Instruction: Output each entry that follows exactly. Images stay out.

Stored records:
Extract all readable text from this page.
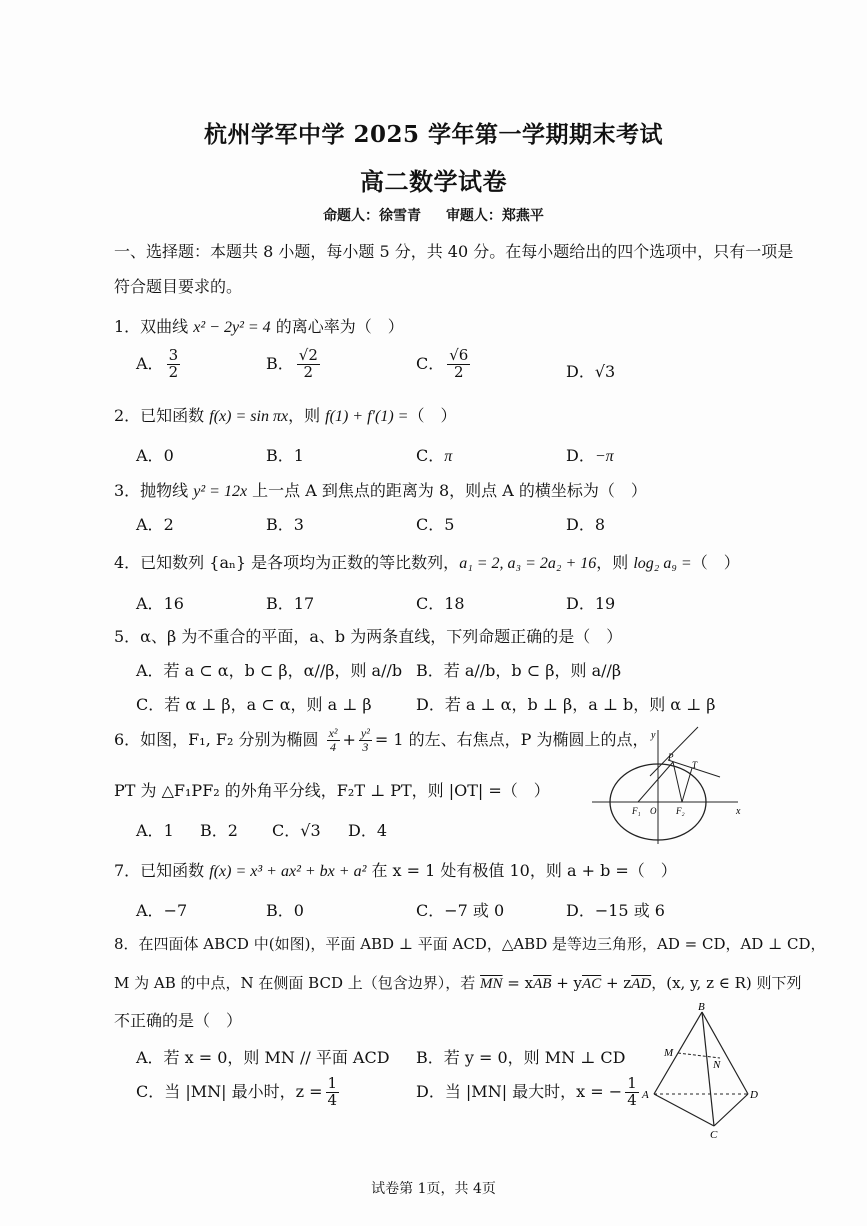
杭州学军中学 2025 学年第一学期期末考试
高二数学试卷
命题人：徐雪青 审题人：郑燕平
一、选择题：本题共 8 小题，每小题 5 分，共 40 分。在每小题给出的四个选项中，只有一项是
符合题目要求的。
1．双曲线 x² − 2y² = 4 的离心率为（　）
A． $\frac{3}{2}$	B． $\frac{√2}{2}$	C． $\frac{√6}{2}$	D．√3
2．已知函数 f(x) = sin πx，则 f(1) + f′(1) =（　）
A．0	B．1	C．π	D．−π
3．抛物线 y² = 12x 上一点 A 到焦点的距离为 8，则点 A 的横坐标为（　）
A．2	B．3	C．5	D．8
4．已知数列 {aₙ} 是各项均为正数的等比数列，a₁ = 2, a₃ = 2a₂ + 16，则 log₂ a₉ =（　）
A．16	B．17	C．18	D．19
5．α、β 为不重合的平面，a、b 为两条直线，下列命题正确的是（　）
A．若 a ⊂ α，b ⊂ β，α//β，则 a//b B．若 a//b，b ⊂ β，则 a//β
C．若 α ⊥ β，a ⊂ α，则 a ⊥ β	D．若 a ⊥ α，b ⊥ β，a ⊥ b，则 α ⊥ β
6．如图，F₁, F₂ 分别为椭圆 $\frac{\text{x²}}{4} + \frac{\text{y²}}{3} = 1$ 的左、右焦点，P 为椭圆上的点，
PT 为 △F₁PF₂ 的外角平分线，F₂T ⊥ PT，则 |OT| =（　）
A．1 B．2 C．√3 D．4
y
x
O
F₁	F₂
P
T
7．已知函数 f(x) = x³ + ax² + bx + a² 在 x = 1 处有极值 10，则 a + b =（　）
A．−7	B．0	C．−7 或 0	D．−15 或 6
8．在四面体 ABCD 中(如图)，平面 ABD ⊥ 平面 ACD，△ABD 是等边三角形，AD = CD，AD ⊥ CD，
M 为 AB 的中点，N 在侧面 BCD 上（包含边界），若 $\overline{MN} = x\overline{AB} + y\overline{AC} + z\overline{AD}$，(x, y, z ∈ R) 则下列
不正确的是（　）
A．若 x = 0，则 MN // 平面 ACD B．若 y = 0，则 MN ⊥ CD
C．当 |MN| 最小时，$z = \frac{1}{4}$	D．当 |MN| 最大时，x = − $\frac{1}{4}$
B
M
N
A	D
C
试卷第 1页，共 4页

Reply:
Extract all readable text from this page.
杭州学军中学 2025 学年第一学期期末考试
高二数学试卷
命题人：徐雪青 审题人：郑燕平
一、选择题：本题共 8 小题，每小题 5 分，共 40 分。在每小题给出的四个选项中，只有一项是
符合题目要求的。
1．双曲线 x² − 2y² = 4 的离心率为（　）
A． $\frac{3}{2}$	B． $\frac{√2}{2}$	C． $\frac{√6}{2}$	D．√3
2．已知函数 f(x) = sin πx，则 f(1) + f′(1) =（　）
A．0	B．1	C．π	D．−π
3．抛物线 y² = 12x 上一点 A 到焦点的距离为 8，则点 A 的横坐标为（　）
A．2	B．3	C．5	D．8
4．已知数列 {aₙ} 是各项均为正数的等比数列，a₁ = 2, a₃ = 2a₂ + 16，则 log₂ a₉ =（　）
A．16	B．17	C．18	D．19
5．α、β 为不重合的平面，a、b 为两条直线，下列命题正确的是（　）
A．若 a ⊂ α，b ⊂ β，α//β，则 a//b B．若 a//b，b ⊂ β，则 a//β
C．若 α ⊥ β，a ⊂ α，则 a ⊥ β	D．若 a ⊥ α，b ⊥ β，a ⊥ b，则 α ⊥ β
6．如图，F₁, F₂ 分别为椭圆 $\frac{\text{x²}}{4} + \frac{\text{y²}}{3} = 1$ 的左、右焦点，P 为椭圆上的点，
PT 为 △F₁PF₂ 的外角平分线，F₂T ⊥ PT，则 |OT| =（　）
A．1 B．2 C．√3 D．4
y
x
O
F₁	F₂
P
T
7．已知函数 f(x) = x³ + ax² + bx + a² 在 x = 1 处有极值 10，则 a + b =（　）
A．−7	B．0	C．−7 或 0	D．−15 或 6
8．在四面体 ABCD 中(如图)，平面 ABD ⊥ 平面 ACD，△ABD 是等边三角形，AD = CD，AD ⊥ CD，
M 为 AB 的中点，N 在侧面 BCD 上（包含边界），若 $\overline{MN} = x\overline{AB} + y\overline{AC} + z\overline{AD}$，(x, y, z ∈ R) 则下列
不正确的是（　）
A．若 x = 0，则 MN // 平面 ACD B．若 y = 0，则 MN ⊥ CD
C．当 |MN| 最小时，$z = \frac{1}{4}$	D．当 |MN| 最大时，x = − $\frac{1}{4}$
B
M
N
A	D
C
试卷第 1页，共 4页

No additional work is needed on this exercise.